Pull every line with the word "Sidomulyo" out of the entries below.

------------------------------------

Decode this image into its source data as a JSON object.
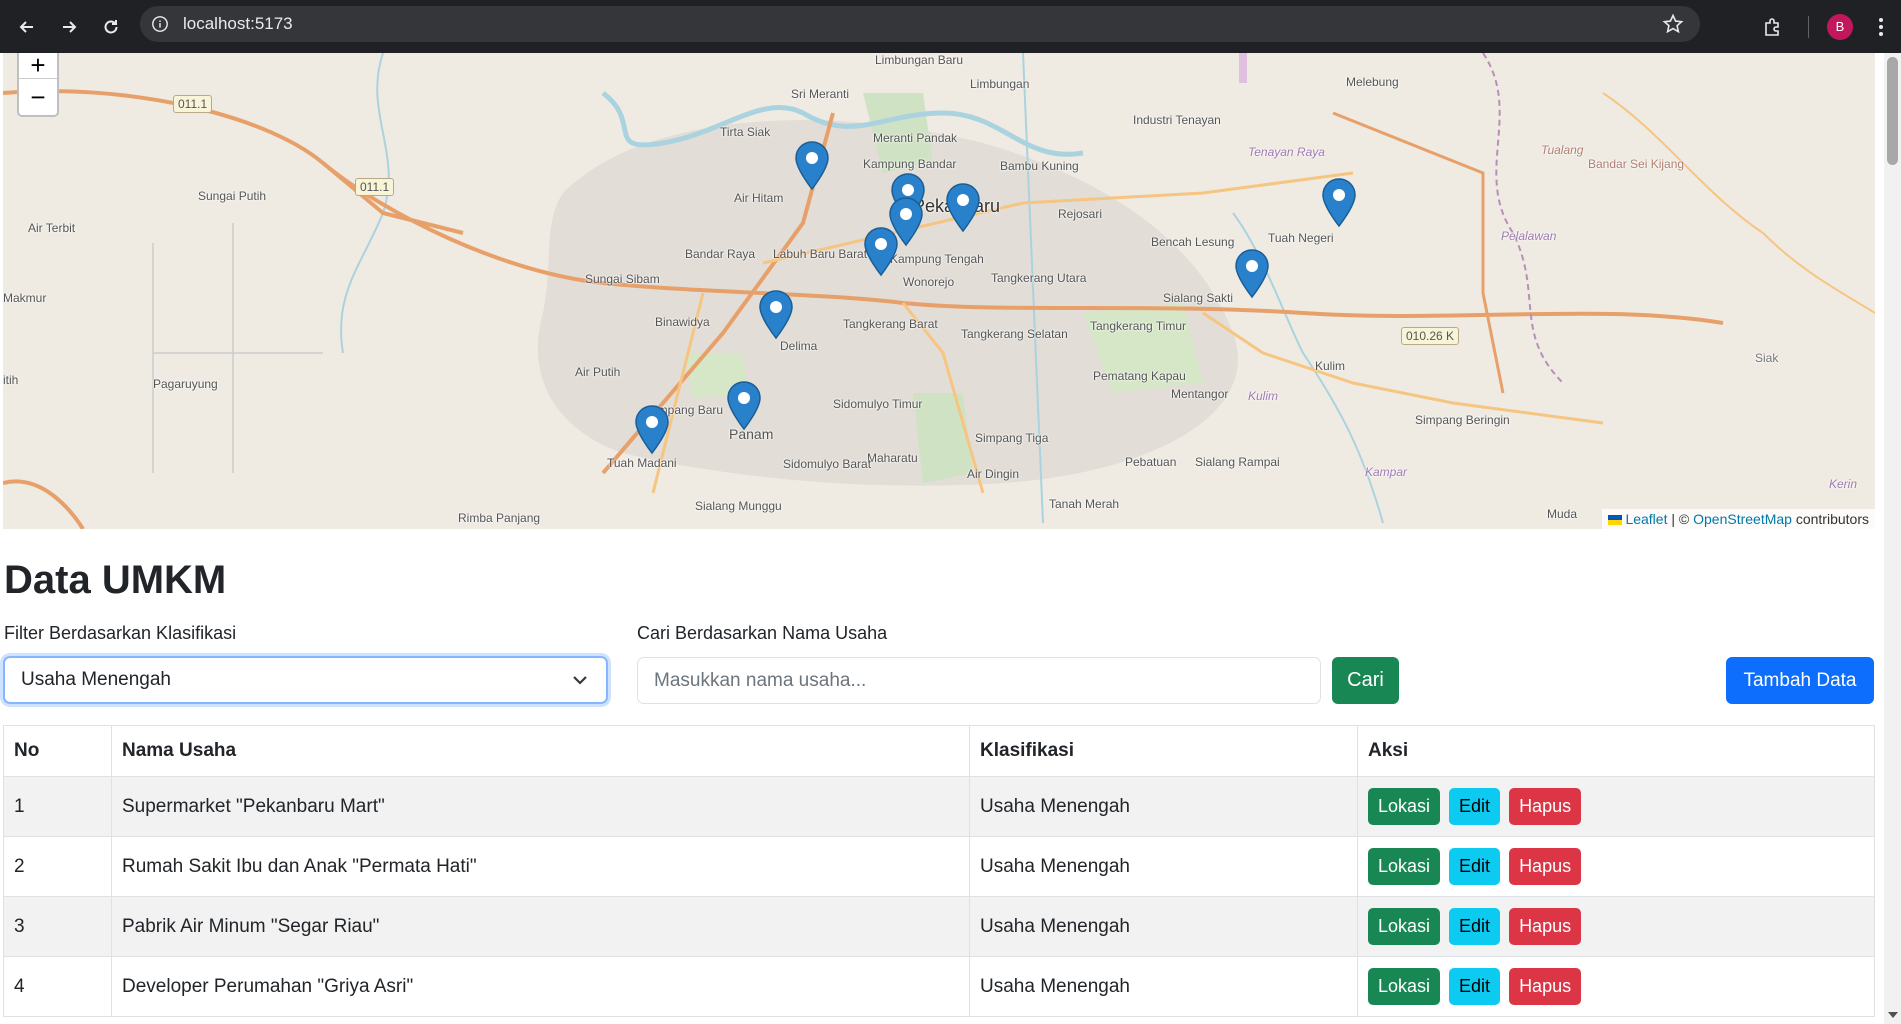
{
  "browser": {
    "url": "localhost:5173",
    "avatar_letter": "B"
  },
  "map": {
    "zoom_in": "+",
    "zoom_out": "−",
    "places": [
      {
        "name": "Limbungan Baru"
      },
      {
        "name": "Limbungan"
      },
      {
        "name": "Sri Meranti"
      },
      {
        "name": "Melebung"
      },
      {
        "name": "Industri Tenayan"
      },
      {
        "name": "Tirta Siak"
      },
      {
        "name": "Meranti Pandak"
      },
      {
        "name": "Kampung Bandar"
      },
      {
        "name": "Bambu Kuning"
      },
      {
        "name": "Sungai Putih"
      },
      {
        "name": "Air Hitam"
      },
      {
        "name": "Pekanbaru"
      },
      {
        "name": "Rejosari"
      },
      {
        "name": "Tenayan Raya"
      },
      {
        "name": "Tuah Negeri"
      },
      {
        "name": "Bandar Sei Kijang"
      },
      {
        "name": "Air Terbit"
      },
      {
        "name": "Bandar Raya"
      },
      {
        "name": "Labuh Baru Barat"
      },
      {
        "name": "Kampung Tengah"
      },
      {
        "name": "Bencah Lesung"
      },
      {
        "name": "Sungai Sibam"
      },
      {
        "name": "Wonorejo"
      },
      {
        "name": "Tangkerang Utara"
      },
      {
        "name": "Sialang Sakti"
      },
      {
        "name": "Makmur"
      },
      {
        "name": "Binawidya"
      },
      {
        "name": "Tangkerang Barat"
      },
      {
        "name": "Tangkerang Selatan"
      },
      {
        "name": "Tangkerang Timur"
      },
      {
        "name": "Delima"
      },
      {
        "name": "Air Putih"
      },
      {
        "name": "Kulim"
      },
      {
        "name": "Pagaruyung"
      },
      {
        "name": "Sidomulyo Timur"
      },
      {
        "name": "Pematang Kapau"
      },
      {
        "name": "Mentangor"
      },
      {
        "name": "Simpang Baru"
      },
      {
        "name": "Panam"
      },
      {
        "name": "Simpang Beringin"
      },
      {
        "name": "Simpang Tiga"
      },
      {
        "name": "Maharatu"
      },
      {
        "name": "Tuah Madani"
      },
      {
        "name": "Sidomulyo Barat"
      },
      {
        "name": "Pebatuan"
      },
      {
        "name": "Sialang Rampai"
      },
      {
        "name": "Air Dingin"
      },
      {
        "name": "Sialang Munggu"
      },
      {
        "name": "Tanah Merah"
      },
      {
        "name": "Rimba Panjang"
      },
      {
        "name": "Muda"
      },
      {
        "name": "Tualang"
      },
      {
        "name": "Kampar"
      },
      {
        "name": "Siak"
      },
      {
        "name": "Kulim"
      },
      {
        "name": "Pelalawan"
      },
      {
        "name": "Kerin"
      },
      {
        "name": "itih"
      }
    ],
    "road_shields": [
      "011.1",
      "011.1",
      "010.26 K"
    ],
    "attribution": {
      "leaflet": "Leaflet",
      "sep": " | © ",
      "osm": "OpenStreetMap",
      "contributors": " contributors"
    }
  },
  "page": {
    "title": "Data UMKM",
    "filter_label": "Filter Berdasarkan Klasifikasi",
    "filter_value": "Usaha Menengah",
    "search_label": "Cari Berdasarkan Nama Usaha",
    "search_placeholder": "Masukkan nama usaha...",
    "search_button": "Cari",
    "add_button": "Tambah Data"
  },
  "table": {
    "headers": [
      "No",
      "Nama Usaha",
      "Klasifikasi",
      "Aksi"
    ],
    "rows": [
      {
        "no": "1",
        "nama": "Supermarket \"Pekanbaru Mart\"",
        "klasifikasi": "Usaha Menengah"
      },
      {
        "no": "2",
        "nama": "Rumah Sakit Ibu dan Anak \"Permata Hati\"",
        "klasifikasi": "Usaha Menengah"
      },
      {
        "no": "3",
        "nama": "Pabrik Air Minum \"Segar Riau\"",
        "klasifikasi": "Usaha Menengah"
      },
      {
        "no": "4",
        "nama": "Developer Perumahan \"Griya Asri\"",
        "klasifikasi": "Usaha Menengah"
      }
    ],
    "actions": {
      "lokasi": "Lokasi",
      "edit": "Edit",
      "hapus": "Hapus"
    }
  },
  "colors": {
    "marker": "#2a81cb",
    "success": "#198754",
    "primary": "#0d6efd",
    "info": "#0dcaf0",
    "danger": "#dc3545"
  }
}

------------------------------------

> [Result below]:
        "name": "Sidomulyo Timur"
        "name": "Sidomulyo Barat"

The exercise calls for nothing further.